[Begin DATA EXTRACT]
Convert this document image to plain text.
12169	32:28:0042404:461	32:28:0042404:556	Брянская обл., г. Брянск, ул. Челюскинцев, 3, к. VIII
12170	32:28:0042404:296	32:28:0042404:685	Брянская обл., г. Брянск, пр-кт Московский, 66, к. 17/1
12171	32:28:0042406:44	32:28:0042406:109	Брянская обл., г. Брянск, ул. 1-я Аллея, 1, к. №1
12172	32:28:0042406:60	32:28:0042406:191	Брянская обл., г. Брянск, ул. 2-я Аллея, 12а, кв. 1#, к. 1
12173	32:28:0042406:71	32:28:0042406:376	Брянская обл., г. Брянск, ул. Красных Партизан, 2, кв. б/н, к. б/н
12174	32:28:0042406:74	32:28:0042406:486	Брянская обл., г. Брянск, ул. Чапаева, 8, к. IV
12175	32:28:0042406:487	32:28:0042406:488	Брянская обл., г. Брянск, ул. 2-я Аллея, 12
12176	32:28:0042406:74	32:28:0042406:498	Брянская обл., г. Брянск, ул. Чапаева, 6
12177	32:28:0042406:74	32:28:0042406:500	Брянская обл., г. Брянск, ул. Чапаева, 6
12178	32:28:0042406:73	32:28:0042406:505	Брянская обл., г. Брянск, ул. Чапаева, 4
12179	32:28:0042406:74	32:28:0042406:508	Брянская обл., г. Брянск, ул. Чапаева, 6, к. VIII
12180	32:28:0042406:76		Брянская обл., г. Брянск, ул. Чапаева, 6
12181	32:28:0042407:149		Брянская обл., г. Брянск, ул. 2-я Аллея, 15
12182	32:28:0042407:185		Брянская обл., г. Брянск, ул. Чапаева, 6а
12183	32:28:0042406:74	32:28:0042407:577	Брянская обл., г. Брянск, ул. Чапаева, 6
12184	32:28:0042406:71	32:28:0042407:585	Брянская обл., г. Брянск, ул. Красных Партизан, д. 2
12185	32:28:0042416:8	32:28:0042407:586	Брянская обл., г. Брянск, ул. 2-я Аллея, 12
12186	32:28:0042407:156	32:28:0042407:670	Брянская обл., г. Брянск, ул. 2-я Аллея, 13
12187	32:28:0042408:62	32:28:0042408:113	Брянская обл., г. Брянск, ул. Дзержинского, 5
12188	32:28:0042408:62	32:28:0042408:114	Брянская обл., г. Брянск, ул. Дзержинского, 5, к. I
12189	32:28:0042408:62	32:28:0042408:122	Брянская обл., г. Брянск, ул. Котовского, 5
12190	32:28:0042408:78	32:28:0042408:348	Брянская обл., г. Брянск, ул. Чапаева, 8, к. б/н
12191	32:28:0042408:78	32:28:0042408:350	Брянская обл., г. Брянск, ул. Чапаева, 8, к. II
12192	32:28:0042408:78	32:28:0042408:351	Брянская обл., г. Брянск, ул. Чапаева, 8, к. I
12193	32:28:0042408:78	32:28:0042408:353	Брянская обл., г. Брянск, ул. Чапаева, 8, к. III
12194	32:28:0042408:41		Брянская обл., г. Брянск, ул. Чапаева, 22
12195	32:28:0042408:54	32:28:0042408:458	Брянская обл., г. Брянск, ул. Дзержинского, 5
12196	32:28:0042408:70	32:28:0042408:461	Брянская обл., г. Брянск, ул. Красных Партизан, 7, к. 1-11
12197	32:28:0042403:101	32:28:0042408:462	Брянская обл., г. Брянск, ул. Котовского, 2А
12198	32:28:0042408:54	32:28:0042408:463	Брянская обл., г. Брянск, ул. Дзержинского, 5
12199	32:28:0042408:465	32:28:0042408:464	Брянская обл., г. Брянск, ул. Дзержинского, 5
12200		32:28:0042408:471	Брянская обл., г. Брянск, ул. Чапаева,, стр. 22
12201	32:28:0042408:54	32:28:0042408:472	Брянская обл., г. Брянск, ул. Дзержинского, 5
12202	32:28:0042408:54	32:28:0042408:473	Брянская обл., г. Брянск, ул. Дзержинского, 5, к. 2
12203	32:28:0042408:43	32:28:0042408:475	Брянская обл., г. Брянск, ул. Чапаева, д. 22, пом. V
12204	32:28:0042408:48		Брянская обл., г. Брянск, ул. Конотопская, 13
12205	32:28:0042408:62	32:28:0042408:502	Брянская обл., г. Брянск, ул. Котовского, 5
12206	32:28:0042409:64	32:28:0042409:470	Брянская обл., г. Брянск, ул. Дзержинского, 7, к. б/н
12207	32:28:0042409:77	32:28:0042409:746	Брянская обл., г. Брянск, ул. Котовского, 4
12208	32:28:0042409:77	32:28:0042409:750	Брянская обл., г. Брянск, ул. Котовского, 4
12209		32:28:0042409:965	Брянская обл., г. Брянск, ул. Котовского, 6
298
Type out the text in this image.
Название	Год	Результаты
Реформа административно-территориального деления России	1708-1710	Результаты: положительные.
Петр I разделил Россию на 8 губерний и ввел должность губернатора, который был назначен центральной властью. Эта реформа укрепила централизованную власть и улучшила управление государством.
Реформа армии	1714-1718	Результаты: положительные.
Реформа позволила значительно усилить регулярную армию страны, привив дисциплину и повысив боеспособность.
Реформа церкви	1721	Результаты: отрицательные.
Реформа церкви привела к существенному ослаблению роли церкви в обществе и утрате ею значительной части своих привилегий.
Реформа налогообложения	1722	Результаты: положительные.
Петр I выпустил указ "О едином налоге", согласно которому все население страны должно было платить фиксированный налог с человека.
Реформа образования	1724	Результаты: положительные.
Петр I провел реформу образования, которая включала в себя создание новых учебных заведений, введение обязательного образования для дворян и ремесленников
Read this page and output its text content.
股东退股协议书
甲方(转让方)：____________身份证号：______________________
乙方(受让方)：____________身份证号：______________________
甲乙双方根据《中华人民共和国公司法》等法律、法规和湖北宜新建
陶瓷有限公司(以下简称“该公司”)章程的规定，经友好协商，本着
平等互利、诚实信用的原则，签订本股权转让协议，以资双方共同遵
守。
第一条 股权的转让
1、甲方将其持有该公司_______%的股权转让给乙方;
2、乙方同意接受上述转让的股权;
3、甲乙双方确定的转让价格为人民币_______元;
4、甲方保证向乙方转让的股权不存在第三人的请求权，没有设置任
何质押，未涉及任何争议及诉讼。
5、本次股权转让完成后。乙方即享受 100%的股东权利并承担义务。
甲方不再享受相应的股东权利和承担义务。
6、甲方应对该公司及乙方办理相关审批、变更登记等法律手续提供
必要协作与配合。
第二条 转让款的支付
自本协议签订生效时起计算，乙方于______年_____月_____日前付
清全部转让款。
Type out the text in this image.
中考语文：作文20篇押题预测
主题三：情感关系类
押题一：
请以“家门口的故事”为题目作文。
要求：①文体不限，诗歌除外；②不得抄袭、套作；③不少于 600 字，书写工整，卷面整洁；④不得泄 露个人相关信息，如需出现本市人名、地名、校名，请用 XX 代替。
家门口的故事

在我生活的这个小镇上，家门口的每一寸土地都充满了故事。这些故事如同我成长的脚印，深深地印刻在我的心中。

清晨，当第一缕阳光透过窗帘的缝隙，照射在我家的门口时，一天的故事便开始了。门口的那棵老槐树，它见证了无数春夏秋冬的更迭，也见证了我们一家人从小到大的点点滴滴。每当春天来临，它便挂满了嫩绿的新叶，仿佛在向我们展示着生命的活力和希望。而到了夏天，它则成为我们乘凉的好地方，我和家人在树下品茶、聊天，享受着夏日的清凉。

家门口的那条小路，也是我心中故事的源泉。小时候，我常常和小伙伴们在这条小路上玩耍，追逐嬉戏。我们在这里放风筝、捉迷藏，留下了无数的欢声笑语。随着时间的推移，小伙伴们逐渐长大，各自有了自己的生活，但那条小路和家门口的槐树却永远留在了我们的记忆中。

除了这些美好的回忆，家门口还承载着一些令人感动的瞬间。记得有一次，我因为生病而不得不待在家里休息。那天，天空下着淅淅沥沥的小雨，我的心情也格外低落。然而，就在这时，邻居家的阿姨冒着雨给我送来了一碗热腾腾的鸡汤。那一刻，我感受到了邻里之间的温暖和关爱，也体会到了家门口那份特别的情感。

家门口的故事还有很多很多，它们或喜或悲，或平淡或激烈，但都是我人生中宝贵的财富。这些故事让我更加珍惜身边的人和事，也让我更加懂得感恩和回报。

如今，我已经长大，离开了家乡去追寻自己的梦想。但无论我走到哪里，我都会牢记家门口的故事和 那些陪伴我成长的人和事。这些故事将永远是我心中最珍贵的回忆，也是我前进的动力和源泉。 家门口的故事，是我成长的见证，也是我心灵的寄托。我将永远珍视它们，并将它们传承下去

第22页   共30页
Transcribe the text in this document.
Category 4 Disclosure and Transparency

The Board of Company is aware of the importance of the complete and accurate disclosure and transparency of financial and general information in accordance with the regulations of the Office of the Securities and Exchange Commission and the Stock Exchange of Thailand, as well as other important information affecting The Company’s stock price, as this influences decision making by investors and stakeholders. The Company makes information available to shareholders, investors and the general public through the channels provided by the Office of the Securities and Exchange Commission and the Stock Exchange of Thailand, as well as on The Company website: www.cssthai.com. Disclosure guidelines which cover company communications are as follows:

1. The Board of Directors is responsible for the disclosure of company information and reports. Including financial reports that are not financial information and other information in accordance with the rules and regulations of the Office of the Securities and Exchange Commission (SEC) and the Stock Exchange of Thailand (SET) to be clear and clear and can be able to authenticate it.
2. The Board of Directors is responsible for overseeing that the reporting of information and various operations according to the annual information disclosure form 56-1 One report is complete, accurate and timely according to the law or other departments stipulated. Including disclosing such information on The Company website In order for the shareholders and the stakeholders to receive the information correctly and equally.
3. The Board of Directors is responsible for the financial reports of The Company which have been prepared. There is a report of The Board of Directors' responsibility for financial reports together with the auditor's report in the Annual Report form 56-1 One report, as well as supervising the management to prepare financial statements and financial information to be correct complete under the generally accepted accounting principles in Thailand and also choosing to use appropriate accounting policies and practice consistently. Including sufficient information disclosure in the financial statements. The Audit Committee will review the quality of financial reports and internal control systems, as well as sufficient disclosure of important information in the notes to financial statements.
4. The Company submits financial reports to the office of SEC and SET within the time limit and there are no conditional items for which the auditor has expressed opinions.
[End DATA EXTRACT]
Pick out each line above that includes "text" and show it.

Convert this document image to plain text.
Type out the text in this image.
Read this page and output its text content.
Type out the text in this image.
Transcribe the text in this document.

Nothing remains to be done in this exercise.